Actually in the very early version of msecs_to_jiffies() was all
inlined, so the compiler could optimize such a case, I guess.  Now it
was factored out to an external function in commit ca42aaf0c861, so it
became difficult.

> > But also I meant to keep using the macro for consistency reason.
> > IIRC, we wanted to eliminate the explicit use of HZ in the past, and
> > it's how many lines have been converted with *_to_jiffies() calls.
> > I don't know whether the eliminate of HZ is still wished, but
> > reverting to the open code is a step backward for that.
> 
> Well, you could always add a secs_to_jiffies(x) wrapper.  But given
> that it expands to basically x * HZ, some people might wonder why
> you're bothering.

Well, comparing with the expanded result doesn't make always sense.
With such a logic, you can argue why BIT(x) macro is needed, too.
After all, it's a matter of semantics.

> I assumed that open-coding x * HZ was the preferred style, so that's
> what I did.

That's my question, too -- whether the open code is preferred for this
particular purpose.


thanks,

Takashi
diff mbox series

Patch

diff --git a/drivers/scsi/fcoe/fcoe_ctlr.c b/drivers/scsi/fcoe/fcoe_ctlr.c
index 1791a393795da..9c530f8827518 100644
--- a/drivers/scsi/fcoe/fcoe_ctlr.c
+++ b/drivers/scsi/fcoe/fcoe_ctlr.c
@@ -2238,10 +2238,10 @@  static void fcoe_ctlr_vn_restart(struct fcoe_ctlr *fip)
 
 	if (fip->probe_tries < FIP_VN_RLIM_COUNT) {
 		fip->probe_tries++;
-		wait = prandom_u32() % FIP_VN_PROBE_WAIT;
+		wait = prandom_u32_max(msecs_to_jiffies(FIP_VN_PROBE_WAIT));
 	} else
-		wait = FIP_VN_RLIM_INT;
-	mod_timer(&fip->timer, jiffies + msecs_to_jiffies(wait));
+		wait = msecs_to_jiffies(FIP_VN_RLIM_INT);
+	mod_timer(&fip->timer, jiffies + wait);
 	fcoe_ctlr_set_state(fip, FIP_ST_VNMP_START);
 }
 
@@ -3132,8 +3132,8 @@  static void fcoe_ctlr_vn_timeout(struct fcoe_ctlr *fip)
 			fcoe_ctlr_vn_send(fip, FIP_SC_VN_BEACON,
 					  fcoe_all_vn2vn, 0);
 			fip->port_ka_time = jiffies +
-				 msecs_to_jiffies(FIP_VN_BEACON_INT +
-					(prandom_u32() % FIP_VN_BEACON_FUZZ));
+			  msecs_to_jiffies(FIP_VN_BEACON_INT) +
+			  prandom_u32_max(msecs_to_jiffies(FIP_VN_BEACON_FUZZ));
 		}
 		if (time_before(fip->port_ka_time, next_time))

THINGS TO DO >>
(A) In the jiffies conversion thread, which commit moved msecs_to_jiffies() into an external function?
(B) Please continue the jiffies conversion thread from its final line.
The records come from a source unrelated to the jiffies conversion thread.

STORED RECORDS >>
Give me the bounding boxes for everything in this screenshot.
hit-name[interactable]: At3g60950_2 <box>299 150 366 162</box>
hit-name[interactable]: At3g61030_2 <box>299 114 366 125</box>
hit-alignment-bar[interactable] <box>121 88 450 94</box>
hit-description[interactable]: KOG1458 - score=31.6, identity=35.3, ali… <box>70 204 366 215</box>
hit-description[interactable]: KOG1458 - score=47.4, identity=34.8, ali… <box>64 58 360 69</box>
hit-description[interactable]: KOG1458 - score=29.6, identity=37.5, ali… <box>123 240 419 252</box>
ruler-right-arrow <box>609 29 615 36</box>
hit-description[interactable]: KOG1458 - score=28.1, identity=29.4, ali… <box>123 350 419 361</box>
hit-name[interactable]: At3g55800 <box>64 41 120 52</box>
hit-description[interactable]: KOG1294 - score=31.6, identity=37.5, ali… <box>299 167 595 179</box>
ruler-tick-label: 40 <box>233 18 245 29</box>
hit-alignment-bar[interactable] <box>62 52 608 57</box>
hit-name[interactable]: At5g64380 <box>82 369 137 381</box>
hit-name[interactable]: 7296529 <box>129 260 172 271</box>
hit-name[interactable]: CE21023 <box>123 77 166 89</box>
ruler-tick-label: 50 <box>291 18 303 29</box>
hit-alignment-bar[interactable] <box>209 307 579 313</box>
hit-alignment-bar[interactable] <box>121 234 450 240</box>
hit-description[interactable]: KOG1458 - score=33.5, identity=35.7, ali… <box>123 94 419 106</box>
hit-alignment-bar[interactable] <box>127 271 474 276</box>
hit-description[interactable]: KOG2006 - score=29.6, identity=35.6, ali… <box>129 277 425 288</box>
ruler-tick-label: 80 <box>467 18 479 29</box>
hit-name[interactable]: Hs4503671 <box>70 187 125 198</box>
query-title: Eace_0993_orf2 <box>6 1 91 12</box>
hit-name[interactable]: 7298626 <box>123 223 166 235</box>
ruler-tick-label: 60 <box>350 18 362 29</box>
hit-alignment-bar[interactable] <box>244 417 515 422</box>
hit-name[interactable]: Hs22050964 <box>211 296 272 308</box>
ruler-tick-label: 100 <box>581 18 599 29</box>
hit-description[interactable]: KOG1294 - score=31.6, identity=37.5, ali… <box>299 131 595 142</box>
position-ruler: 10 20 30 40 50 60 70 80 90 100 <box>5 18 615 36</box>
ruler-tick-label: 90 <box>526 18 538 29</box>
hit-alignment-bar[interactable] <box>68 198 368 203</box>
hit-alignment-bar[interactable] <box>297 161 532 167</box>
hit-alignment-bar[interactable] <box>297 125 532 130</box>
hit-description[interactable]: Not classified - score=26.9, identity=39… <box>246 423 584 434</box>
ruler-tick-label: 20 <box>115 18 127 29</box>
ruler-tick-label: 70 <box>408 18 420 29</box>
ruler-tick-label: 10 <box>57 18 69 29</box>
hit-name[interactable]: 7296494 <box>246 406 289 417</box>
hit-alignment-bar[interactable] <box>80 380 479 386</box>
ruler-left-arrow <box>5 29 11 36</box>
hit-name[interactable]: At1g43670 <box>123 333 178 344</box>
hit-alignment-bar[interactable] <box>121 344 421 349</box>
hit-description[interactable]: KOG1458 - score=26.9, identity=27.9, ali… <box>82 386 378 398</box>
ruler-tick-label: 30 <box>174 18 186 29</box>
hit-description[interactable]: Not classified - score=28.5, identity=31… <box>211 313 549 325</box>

EXPECTED RESULTS >>
(A) Commit ca42aaf0c861

(B)
 			next_time = fip->port_ka_time;
diff --git a/net/batman-adv/bat_iv_ogm.c b/net/batman-adv/bat_iv_ogm.c
index 46c5cd9f8019e..9efd96e91d53e 100644
--- a/net/batman-adv/bat_iv_ogm.c
+++ b/net/batman-adv/bat_iv_ogm.c
@@ -288,7 +288,7 @@  batadv_iv_ogm_emit_send_time(const struct batadv_priv *bat_priv)
 /* when do we schedule a ogm packet to be sent */
 static unsigned long batadv_iv_ogm_fwd_send_time(void)
 {
-	return jiffies + msecs_to_jiffies(prandom_u32() % (BATADV_JITTER / 2));
+	return jiffies + prandom_u32_max(msecs_to_jiffies(BATADV_JITTER / 2));
 }
 
 /* apply hop penalty for a normal link */
diff --git a/net/batman-adv/bat_v_ogm.c b/net/batman-adv/bat_v_ogm.c
index 411ce5fc6492f..61fa742ff5501 100644
--- a/net/batman-adv/bat_v_ogm.c
+++ b/net/batman-adv/bat_v_ogm.c
@@ -85,12 +85,12 @@  struct batadv_orig_node *batadv_v_ogm_orig_get(struct batadv_priv *bat_priv,
  */
 static void batadv_v_ogm_start_queue_timer(struct batadv_hard_iface *hard_iface)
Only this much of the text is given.